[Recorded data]
———

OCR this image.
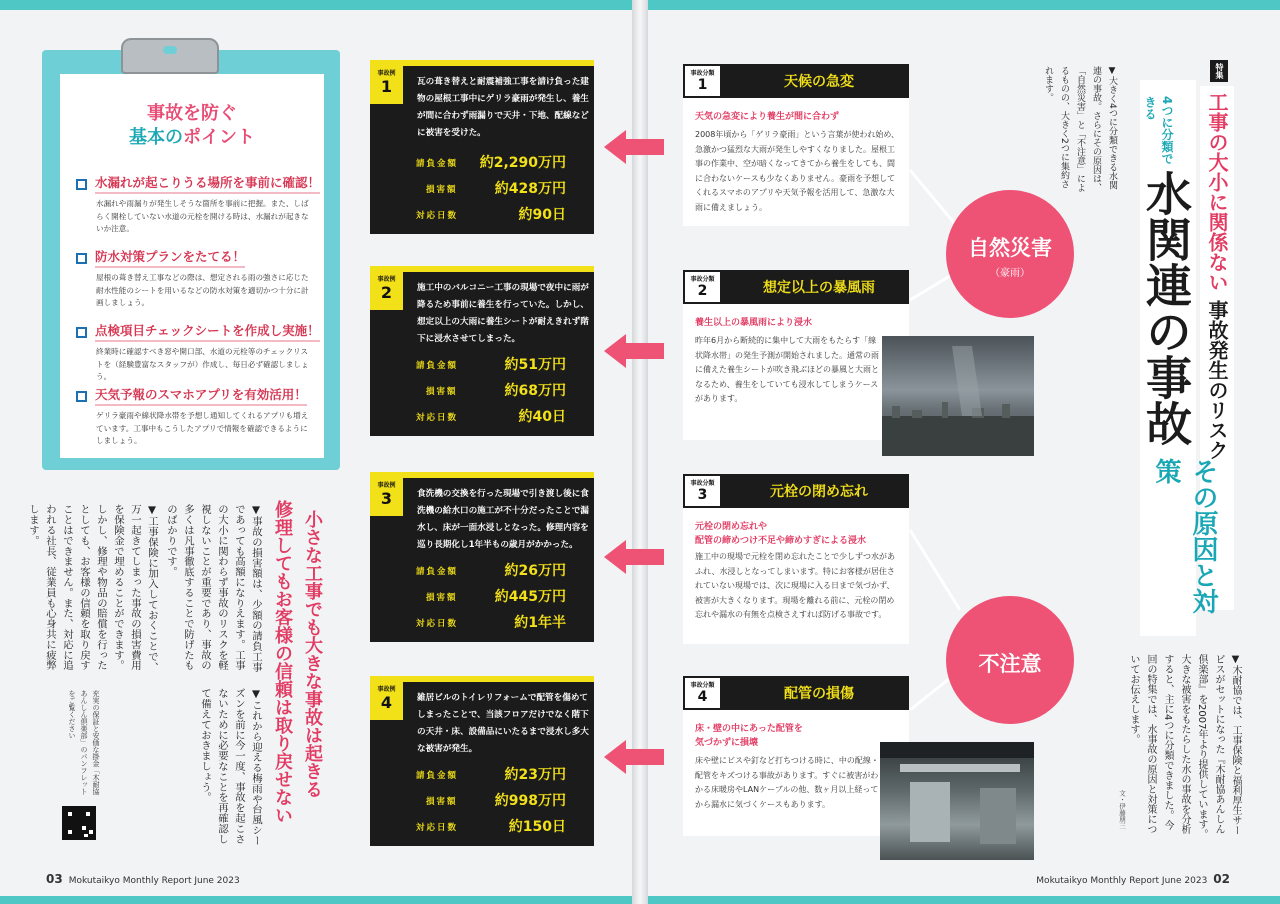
事故を防ぐ
基本のポイント
水漏れが起こりうる場所を事前に確認！
水漏れや雨漏りが発生しそうな箇所を事前に把握。また、しばらく開栓していない水道の元栓を開ける時は、水漏れが起きないか注意。
防水対策プランをたてる！
屋根の葺き替え工事などの際は、想定される雨の強さに応じた耐水性能のシートを用いるなどの防水対策を適切かつ十分に計画しましょう。
点検項目チェックシートを作成し実施！
終業時に確認すべき窓や開口部、水道の元栓等のチェックリストを（経験豊富なスタッフが）作成し、毎日必ず確認しましょう。
天気予報のスマホアプリを有効活用！
ゲリラ豪雨や線状降水帯を予想し通知してくれるアプリも増えています。工事中もこうしたアプリで情報を確認できるようにしましょう。
事故例
1	瓦の葺き替えと耐震補強工事を請け負った建物の屋根工事中にゲリラ豪雨が発生し、養生が間に合わず雨漏りで天井・下地、配線などに被害を受けた。
請負金額 約2,290万円
損害額	約428万円
対応日数	約90日
事故例
2	施工中のバルコニー工事の現場で夜中に雨が降るため事前に養生を行っていた。しかし、想定以上の大雨に養生シートが耐えきれず階下に浸水させてしまった。
請負金額	約51万円
損害額	約68万円
対応日数	約40日
事故例
3	食洗機の交換を行った現場で引き渡し後に食洗機の給水口の施工が不十分だったことで漏水し、床が一面水浸しとなった。修理内容を巡り長期化し1年半もの歳月がかかった。
請負金額	約26万円
損害額	約445万円
対応日数	約1年半
事故例
4	雑居ビルのトイレリフォームで配管を傷めてしまったことで、当該フロアだけでなく階下の天井・床、設備品にいたるまで浸水し多大な被害が発生。
請負金額	約23万円
損害額	約998万円
対応日数	約150日
事故分類
1	天候の急変
天気の急変により養生が間に合わず
2008年頃から「ゲリラ豪雨」という言葉が使われ始め、急激かつ猛烈な大雨が発生しやすくなりました。屋根工事の作業中、空が暗くなってきてから養生をしても、間に合わないケースも少なくありません。豪雨を予想してくれるスマホのアプリや天気予報を活用して、急激な大雨に備えましょう。
事故分類
2	想定以上の暴風雨
養生以上の暴風雨により浸水
昨年6月から断続的に集中して大雨をもたらす「線状降水帯」の発生予測が開始されました。通常の雨に備えた養生シートが吹き飛ぶほどの暴風と大雨となるため、養生をしていても浸水してしまうケースがあります。
事故分類
3	元栓の閉め忘れ
元栓の閉め忘れや
配管の締めつけ不足や締めすぎによる浸水
施工中の現場で元栓を閉め忘れたことで少しずつ水があふれ、水浸しとなってしまいます。特にお客様が居住されていない現場では、次に現場に入る日まで気づかず、被害が大きくなります。現場を離れる前に、元栓の閉め忘れや漏水の有無を点検さえすれば防げる事故です。
事故分類
4	配管の損傷
床・壁の中にあった配管を
気づかずに損壊
床や壁にビスや釘など打ちつける時に、中の配線・配管をキズつける事故があります。すぐに被害がわかる床暖房やLANケーブルの他、数ヶ月以上経ってから漏水に気づくケースもあります。
自然災害
（豪雨）
不注意
特集
工事の大小に関係ない
事故発生のリスク
4つに分類できる
水関連の事故
その原因と対策
▼大きく4つに分類できる水関連の事故。さらにその原因は、「自然災害」と「不注意」によるものの、大きく2つに集約されます。
▼木耐協では、工事保険と福利厚生サービスがセットになった『木耐協あんしん倶楽部』を2007年より提供しています。大きな被害をもたらした水の事故を分析すると、主に4つに分類できました。今回の特集では、水事故の原因と対策についてお伝えします。
文・伊藤朋三
小さな工事でも大きな事故は起きる
修理してもお客様の信頼は取り戻せない
▼事故の損害額は、少額の請負工事であっても高額になりえます。工事の大小に関わらず事故のリスクを軽視しないことが重要であり、事故の多くは凡事徹底することで防げたものばかりです。
▼工事保険に加入しておくことで、万一起きてしまった事故の損害費用を保険金で埋めることができます。しかし、修理や物品の賠償を行ったとしても、お客様の信頼を取り戻すことはできません。また、対応に追われる社長、従業員も心身共に疲弊します。
▼これから迎える梅雨や台風シーズンを前に今一度、事故を起こさないために必要なことを再確認して備えておきましょう。
充実の保証と安価な掛金「木耐協あんしん倶楽部」のパンフレットをご覧ください
03 Mokutaikyo Monthly Report June 2023	Mokutaikyo Monthly Report June 2023 02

———

● **TO DO**
Reproduce the records above exactly, leaving out every picture they contain.

● **EXERCISE RESULT**
OCR this image.
事故を防ぐ
基本のポイント
水漏れが起こりうる場所を事前に確認！
水漏れや雨漏りが発生しそうな箇所を事前に把握。また、しばらく開栓していない水道の元栓を開ける時は、水漏れが起きないか注意。
防水対策プランをたてる！
屋根の葺き替え工事などの際は、想定される雨の強さに応じた耐水性能のシートを用いるなどの防水対策を適切かつ十分に計画しましょう。
点検項目チェックシートを作成し実施！
終業時に確認すべき窓や開口部、水道の元栓等のチェックリストを（経験豊富なスタッフが）作成し、毎日必ず確認しましょう。
天気予報のスマホアプリを有効活用！
ゲリラ豪雨や線状降水帯を予想し通知してくれるアプリも増えています。工事中もこうしたアプリで情報を確認できるようにしましょう。
事故例
1	瓦の葺き替えと耐震補強工事を請け負った建物の屋根工事中にゲリラ豪雨が発生し、養生が間に合わず雨漏りで天井・下地、配線などに被害を受けた。
請負金額 約2,290万円
損害額	約428万円
対応日数	約90日
事故例
2	施工中のバルコニー工事の現場で夜中に雨が降るため事前に養生を行っていた。しかし、想定以上の大雨に養生シートが耐えきれず階下に浸水させてしまった。
請負金額	約51万円
損害額	約68万円
対応日数	約40日
事故例
3	食洗機の交換を行った現場で引き渡し後に食洗機の給水口の施工が不十分だったことで漏水し、床が一面水浸しとなった。修理内容を巡り長期化し1年半もの歳月がかかった。
請負金額	約26万円
損害額	約445万円
対応日数	約1年半
事故例
4	雑居ビルのトイレリフォームで配管を傷めてしまったことで、当該フロアだけでなく階下の天井・床、設備品にいたるまで浸水し多大な被害が発生。
請負金額	約23万円
損害額	約998万円
対応日数	約150日
事故分類
1	天候の急変
天気の急変により養生が間に合わず
2008年頃から「ゲリラ豪雨」という言葉が使われ始め、急激かつ猛烈な大雨が発生しやすくなりました。屋根工事の作業中、空が暗くなってきてから養生をしても、間に合わないケースも少なくありません。豪雨を予想してくれるスマホのアプリや天気予報を活用して、急激な大雨に備えましょう。
事故分類
2	想定以上の暴風雨
養生以上の暴風雨により浸水
昨年6月から断続的に集中して大雨をもたらす「線状降水帯」の発生予測が開始されました。通常の雨に備えた養生シートが吹き飛ぶほどの暴風と大雨となるため、養生をしていても浸水してしまうケースがあります。
事故分類
3	元栓の閉め忘れ
元栓の閉め忘れや
配管の締めつけ不足や締めすぎによる浸水
施工中の現場で元栓を閉め忘れたことで少しずつ水があふれ、水浸しとなってしまいます。特にお客様が居住されていない現場では、次に現場に入る日まで気づかず、被害が大きくなります。現場を離れる前に、元栓の閉め忘れや漏水の有無を点検さえすれば防げる事故です。
事故分類
4	配管の損傷
床・壁の中にあった配管を
気づかずに損壊
床や壁にビスや釘など打ちつける時に、中の配線・配管をキズつける事故があります。すぐに被害がわかる床暖房やLANケーブルの他、数ヶ月以上経ってから漏水に気づくケースもあります。
自然災害
（豪雨）
不注意
特集
工事の大小に関係ない
事故発生のリスク
4つに分類できる
水関連の事故
その原因と対策
▼大きく4つに分類できる水関連の事故。さらにその原因は、「自然災害」と「不注意」によるものの、大きく2つに集約されます。
▼木耐協では、工事保険と福利厚生サービスがセットになった『木耐協あんしん倶楽部』を2007年より提供しています。大きな被害をもたらした水の事故を分析すると、主に4つに分類できました。今回の特集では、水事故の原因と対策についてお伝えします。
文・伊藤朋三
小さな工事でも大きな事故は起きる
修理してもお客様の信頼は取り戻せない
▼事故の損害額は、少額の請負工事であっても高額になりえます。工事の大小に関わらず事故のリスクを軽視しないことが重要であり、事故の多くは凡事徹底することで防げたものばかりです。
▼工事保険に加入しておくことで、万一起きてしまった事故の損害費用を保険金で埋めることができます。しかし、修理や物品の賠償を行ったとしても、お客様の信頼を取り戻すことはできません。また、対応に追われる社長、従業員も心身共に疲弊します。
▼これから迎える梅雨や台風シーズンを前に今一度、事故を起こさないために必要なことを再確認して備えておきましょう。
充実の保証と安価な掛金「木耐協あんしん倶楽部」のパンフレットをご覧ください
03 Mokutaikyo Monthly Report June 2023	Mokutaikyo Monthly Report June 2023 02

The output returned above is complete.